TASK TO CARRY OUT: Write out the whole listing word for word.

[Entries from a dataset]
• • •

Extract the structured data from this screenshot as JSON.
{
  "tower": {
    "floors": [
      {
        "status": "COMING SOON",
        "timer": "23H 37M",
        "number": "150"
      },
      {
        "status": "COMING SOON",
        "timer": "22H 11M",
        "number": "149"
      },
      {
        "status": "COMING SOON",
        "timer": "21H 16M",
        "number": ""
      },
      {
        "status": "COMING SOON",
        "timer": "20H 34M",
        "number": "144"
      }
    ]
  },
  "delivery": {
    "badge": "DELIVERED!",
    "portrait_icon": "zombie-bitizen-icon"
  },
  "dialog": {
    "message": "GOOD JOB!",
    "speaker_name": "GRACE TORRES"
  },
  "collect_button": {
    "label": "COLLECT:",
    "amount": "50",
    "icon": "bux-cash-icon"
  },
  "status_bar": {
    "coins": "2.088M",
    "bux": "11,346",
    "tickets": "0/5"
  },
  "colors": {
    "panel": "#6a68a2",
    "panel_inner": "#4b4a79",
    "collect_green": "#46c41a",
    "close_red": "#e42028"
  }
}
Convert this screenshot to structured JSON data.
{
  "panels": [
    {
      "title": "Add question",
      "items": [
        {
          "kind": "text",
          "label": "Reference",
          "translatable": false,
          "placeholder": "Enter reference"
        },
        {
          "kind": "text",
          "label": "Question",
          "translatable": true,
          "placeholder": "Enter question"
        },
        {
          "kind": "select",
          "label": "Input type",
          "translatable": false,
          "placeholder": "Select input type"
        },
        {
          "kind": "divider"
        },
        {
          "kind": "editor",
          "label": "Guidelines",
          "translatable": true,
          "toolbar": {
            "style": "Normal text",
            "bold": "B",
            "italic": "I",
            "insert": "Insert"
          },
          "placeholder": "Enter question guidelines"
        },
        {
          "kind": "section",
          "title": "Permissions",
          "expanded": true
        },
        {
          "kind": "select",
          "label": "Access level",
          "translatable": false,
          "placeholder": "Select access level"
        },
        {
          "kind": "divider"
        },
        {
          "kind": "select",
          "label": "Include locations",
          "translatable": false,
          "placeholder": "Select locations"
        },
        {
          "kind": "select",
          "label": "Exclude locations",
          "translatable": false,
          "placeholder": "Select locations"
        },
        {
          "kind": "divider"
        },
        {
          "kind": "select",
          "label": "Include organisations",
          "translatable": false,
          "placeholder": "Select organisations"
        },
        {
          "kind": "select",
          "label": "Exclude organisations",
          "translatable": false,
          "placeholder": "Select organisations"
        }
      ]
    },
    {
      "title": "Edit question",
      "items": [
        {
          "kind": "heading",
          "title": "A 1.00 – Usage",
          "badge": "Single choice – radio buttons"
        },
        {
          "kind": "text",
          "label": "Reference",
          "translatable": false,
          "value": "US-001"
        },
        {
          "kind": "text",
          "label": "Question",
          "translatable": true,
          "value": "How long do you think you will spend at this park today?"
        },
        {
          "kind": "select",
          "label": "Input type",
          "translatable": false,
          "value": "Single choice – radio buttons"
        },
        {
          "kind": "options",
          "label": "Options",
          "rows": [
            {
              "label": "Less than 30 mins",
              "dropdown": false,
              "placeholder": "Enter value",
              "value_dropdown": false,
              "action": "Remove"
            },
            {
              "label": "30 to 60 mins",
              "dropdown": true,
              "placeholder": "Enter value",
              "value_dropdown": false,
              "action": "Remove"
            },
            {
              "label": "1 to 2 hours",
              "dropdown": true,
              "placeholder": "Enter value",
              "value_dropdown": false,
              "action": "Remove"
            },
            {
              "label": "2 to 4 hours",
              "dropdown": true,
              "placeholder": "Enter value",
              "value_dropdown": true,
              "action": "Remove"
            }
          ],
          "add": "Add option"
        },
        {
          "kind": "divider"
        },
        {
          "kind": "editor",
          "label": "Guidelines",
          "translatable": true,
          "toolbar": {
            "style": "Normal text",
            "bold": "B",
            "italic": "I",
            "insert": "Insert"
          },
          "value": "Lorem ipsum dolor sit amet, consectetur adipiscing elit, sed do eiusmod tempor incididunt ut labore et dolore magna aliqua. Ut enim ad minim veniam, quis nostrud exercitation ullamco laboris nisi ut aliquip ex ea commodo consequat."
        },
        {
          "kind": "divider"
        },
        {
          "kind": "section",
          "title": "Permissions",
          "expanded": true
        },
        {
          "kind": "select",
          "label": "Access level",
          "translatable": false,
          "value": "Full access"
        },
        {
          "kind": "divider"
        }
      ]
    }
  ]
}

• • •

ANSWER IN FULL:
Extract the structured data from this screenshot as JSON.
{
  "tower": {
    "floors": [
      {
        "status": "COMING SOON",
        "timer": "23H 37M",
        "number": "150"
      },
      {
        "status": "COMING SOON",
        "timer": "22H 11M",
        "number": "149"
      },
      {
        "status": "COMING SOON",
        "timer": "21H 16M",
        "number": ""
      },
      {
        "status": "COMING SOON",
        "timer": "20H 34M",
        "number": "144"
      }
    ]
  },
  "delivery": {
    "badge": "DELIVERED!",
    "portrait_icon": "zombie-bitizen-icon"
  },
  "dialog": {
    "message": "GOOD JOB!",
    "speaker_name": "GRACE TORRES"
  },
  "collect_button": {
    "label": "COLLECT:",
    "amount": "50",
    "icon": "bux-cash-icon"
  },
  "status_bar": {
    "coins": "2.088M",
    "bux": "11,346",
    "tickets": "0/5"
  },
  "colors": {
    "panel": "#6a68a2",
    "panel_inner": "#4b4a79",
    "collect_green": "#46c41a",
    "close_red": "#e42028"
  }
}
Convert this screenshot to structured JSON data.
{
  "panels": [
    {
      "title": "Add question",
      "items": [
        {
          "kind": "text",
          "label": "Reference",
          "translatable": false,
          "placeholder": "Enter reference"
        },
        {
          "kind": "text",
          "label": "Question",
          "translatable": true,
          "placeholder": "Enter question"
        },
        {
          "kind": "select",
          "label": "Input type",
          "translatable": false,
          "placeholder": "Select input type"
        },
        {
          "kind": "divider"
        },
        {
          "kind": "editor",
          "label": "Guidelines",
          "translatable": true,
          "toolbar": {
            "style": "Normal text",
            "bold": "B",
            "italic": "I",
            "insert": "Insert"
          },
          "placeholder": "Enter question guidelines"
        },
        {
          "kind": "section",
          "title": "Permissions",
          "expanded": true
        },
        {
          "kind": "select",
          "label": "Access level",
          "translatable": false,
          "placeholder": "Select access level"
        },
        {
          "kind": "divider"
        },
        {
          "kind": "select",
          "label": "Include locations",
          "translatable": false,
          "placeholder": "Select locations"
        },
        {
          "kind": "select",
          "label": "Exclude locations",
          "translatable": false,
          "placeholder": "Select locations"
        },
        {
          "kind": "divider"
        },
        {
          "kind": "select",
          "label": "Include organisations",
          "translatable": false,
          "placeholder": "Select organisations"
        },
        {
          "kind": "select",
          "label": "Exclude organisations",
          "translatable": false,
          "placeholder": "Select organisations"
        }
      ]
    },
    {
      "title": "Edit question",
      "items": [
        {
          "kind": "heading",
          "title": "A 1.00 – Usage",
          "badge": "Single choice – radio buttons"
        },
        {
          "kind": "text",
          "label": "Reference",
          "translatable": false,
          "value": "US-001"
        },
        {
          "kind": "text",
          "label": "Question",
          "translatable": true,
          "value": "How long do you think you will spend at this park today?"
        },
        {
          "kind": "select",
          "label": "Input type",
          "translatable": false,
          "value": "Single choice – radio buttons"
        },
        {
          "kind": "options",
          "label": "Options",
          "rows": [
            {
              "label": "Less than 30 mins",
              "dropdown": false,
              "placeholder": "Enter value",
              "value_dropdown": false,
              "action": "Remove"
            },
            {
              "label": "30 to 60 mins",
              "dropdown": true,
              "placeholder": "Enter value",
              "value_dropdown": false,
              "action": "Remove"
            },
            {
              "label": "1 to 2 hours",
              "dropdown": true,
              "placeholder": "Enter value",
              "value_dropdown": false,
              "action": "Remove"
            },
            {
              "label": "2 to 4 hours",
              "dropdown": true,
              "placeholder": "Enter value",
              "value_dropdown": true,
              "action": "Remove"
            }
          ],
          "add": "Add option"
        },
        {
          "kind": "divider"
        },
        {
          "kind": "editor",
          "label": "Guidelines",
          "translatable": true,
          "toolbar": {
            "style": "Normal text",
            "bold": "B",
            "italic": "I",
            "insert": "Insert"
          },
          "value": "Lorem ipsum dolor sit amet, consectetur adipiscing elit, sed do eiusmod tempor incididunt ut labore et dolore magna aliqua. Ut enim ad minim veniam, quis nostrud exercitation ullamco laboris nisi ut aliquip ex ea commodo consequat."
        },
        {
          "kind": "divider"
        },
        {
          "kind": "section",
          "title": "Permissions",
          "expanded": true
        },
        {
          "kind": "select",
          "label": "Access level",
          "translatable": false,
          "value": "Full access"
        },
        {
          "kind": "divider"
        }
      ]
    }
  ]
}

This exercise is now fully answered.